## Arbeitsauftrag
Welches Modell führt der Text über die Hartz-Reformen als Beispiel für die alternativen Modelle an, deren öffentliche Diskussion Politik und Medien sich verweigern? Bitte antworte in einem Satz.

## Übungstext
━━━━━━━━━━━━━━━━━━━━

Freitag, April 13, 2012

Es ist an der Zeit

den Sinn oder auch alternativ Unsinn der Hartz-Reformen zu hinterfragen. Persönlich halte ich die Zeit hierfür längst gekommen.
Nicht erst nach diesem Artikel in der telepolis sollte aufgefallen sein, das da etwas nicht mehr ganz rund läuft im "Lande der Dichter und Denker". Sicherlich, die Hartz-Reformen waren zu ihrer Zeit durchaus notwendige Reformen im Ansatz zumindest. Und sicherlich, man hätte es durchaus auch anders angehen können. Man tat es aber nicht. Waren es damals nur die uns fehlenden, weil nicht öffentlich gedachten Alternativen?
An alternativen Gedanken und Modellen einer modernen  menschenwürdigen Gesellschaft fehlt es heute jedenfalls in diesem Lande nicht. Warum aber sperren sich mainstream Politik und Medien immer noch vor einer öffentlichen Diskussion solcher Modelle? Zum Beispiel über den Modellansatz eines bedingungslosen Grundeinkommens? Oder ist die Essenz der Hartz-Reformen eventuell ein Teil eines "Krieges des politischen Etablissement gegen die eigene Bevölkerung"?

━━━━━━━━━━━━━━━━━━━━

## Die Daten
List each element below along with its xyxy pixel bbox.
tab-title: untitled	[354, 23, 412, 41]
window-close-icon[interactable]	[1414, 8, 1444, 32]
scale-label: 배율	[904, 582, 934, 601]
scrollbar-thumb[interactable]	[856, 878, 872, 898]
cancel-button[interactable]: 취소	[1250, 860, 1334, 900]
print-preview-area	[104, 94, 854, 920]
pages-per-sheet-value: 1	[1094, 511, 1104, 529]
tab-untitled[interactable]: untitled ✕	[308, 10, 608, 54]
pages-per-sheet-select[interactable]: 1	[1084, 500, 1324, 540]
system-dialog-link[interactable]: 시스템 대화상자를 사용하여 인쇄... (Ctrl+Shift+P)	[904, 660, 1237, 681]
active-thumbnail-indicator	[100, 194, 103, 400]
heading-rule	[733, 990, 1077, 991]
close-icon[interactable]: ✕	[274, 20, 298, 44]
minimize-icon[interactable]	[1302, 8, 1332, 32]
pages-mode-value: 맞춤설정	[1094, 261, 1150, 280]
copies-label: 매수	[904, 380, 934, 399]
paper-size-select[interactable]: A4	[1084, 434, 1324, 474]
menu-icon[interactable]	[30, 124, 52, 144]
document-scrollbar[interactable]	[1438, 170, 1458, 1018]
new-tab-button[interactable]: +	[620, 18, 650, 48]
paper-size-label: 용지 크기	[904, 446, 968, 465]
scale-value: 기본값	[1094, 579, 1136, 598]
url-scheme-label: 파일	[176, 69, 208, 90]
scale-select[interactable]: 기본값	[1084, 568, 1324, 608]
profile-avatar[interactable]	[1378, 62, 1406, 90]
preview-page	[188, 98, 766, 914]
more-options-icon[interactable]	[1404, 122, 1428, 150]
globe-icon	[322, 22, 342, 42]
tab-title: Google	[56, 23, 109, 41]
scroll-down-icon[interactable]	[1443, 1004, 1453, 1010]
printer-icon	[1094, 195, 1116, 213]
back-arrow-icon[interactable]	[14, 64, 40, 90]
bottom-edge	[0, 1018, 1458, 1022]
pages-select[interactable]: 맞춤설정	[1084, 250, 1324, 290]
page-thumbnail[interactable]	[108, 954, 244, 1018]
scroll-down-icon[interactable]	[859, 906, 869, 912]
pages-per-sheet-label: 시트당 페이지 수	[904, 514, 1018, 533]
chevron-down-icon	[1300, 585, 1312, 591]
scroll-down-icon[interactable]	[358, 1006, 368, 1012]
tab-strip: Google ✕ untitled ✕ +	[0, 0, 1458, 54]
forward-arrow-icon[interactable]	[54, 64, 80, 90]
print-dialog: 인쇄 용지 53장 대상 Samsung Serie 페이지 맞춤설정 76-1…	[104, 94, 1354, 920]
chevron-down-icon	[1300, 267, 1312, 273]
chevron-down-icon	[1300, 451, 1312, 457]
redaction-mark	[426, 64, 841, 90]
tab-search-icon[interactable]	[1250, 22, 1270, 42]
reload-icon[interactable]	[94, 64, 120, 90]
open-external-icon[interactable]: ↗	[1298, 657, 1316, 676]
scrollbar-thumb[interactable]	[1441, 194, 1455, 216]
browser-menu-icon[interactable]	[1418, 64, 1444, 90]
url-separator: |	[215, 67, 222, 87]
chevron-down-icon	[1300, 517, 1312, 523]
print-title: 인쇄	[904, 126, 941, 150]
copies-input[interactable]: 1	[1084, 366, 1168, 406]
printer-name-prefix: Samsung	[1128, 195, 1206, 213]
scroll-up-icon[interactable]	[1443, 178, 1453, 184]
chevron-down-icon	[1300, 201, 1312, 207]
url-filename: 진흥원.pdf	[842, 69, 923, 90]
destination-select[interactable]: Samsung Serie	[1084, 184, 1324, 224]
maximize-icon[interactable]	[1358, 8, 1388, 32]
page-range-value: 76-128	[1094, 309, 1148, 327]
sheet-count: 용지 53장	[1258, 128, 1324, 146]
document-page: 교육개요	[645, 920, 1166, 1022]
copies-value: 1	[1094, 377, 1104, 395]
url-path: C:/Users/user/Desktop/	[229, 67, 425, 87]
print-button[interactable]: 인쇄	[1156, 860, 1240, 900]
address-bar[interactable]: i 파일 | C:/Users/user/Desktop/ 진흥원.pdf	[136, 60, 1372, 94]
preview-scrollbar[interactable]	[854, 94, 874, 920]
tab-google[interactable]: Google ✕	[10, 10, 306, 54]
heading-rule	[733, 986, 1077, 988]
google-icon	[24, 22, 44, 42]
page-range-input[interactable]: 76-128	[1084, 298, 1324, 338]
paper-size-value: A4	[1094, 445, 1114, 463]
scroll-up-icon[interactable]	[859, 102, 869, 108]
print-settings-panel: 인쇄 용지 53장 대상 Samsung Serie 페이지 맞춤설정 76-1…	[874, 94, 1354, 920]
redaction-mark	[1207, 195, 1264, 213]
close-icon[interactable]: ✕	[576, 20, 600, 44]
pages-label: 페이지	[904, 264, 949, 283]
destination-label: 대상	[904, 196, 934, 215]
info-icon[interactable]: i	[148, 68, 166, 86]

━━━━━━━━━━━━━━━━━━━━

## Schriftliche Antwort
Als Beispiel nennt der Text den Modellansatz eines bedingungslosen Grundeinkommens.